• **Set task**
Look through the material below. Copy each line that contains the string "flow".

[Data entries]
★ ★ ★ ★ ★ ★ ★

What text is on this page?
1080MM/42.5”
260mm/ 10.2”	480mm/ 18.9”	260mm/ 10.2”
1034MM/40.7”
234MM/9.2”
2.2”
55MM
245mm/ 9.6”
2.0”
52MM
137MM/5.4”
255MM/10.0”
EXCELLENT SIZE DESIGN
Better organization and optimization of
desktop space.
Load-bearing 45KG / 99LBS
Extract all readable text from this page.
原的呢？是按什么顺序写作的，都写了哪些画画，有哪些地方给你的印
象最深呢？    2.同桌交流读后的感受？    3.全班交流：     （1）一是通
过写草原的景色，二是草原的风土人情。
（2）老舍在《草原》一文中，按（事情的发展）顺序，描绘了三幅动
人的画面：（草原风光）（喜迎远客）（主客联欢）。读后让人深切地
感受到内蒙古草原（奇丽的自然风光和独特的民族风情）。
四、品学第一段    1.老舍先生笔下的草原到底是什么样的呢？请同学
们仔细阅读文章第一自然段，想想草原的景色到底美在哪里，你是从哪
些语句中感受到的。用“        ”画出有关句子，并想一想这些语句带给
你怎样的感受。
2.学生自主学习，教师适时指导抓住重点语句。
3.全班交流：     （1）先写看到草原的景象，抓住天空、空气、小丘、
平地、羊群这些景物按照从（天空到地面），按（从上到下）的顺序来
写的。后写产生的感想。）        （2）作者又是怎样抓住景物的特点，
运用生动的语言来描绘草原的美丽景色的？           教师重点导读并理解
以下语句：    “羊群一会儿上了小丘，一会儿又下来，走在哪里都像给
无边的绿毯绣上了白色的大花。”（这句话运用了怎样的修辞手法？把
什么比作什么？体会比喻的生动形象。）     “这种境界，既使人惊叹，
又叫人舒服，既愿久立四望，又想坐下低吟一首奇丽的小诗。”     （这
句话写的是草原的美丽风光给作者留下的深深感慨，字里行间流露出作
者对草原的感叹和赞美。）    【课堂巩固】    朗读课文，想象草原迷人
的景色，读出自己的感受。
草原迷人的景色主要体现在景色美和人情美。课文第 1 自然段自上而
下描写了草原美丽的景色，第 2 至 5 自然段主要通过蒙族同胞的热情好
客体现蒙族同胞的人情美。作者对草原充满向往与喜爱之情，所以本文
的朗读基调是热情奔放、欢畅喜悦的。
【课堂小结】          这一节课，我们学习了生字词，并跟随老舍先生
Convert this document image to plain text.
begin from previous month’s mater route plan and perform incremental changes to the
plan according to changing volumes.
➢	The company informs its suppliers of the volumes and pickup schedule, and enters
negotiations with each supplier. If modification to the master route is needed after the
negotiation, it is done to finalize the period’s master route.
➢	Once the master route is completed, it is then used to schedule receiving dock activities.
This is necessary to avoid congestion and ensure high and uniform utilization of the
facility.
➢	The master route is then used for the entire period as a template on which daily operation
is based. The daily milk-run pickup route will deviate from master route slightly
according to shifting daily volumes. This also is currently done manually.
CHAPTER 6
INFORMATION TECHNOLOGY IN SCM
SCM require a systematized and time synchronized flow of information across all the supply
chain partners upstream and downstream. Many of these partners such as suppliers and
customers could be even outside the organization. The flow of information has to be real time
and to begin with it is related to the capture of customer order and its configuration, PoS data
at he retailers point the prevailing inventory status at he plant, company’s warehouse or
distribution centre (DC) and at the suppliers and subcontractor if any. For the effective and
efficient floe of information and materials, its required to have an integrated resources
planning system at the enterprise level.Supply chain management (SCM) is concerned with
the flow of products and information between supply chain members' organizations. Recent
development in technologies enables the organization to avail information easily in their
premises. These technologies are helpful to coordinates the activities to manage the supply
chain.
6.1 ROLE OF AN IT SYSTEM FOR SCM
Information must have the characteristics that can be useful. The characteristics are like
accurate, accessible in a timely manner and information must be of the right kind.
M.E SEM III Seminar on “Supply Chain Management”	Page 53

★ ★ ★ ★ ★ ★ ★

• **Output below**
SCM require a systematized and time synchronized flow of information across all the supply
customers could be even outside the organization. The flow of information has to be real time
the flow of products and information between supply chain members' organizations. Recent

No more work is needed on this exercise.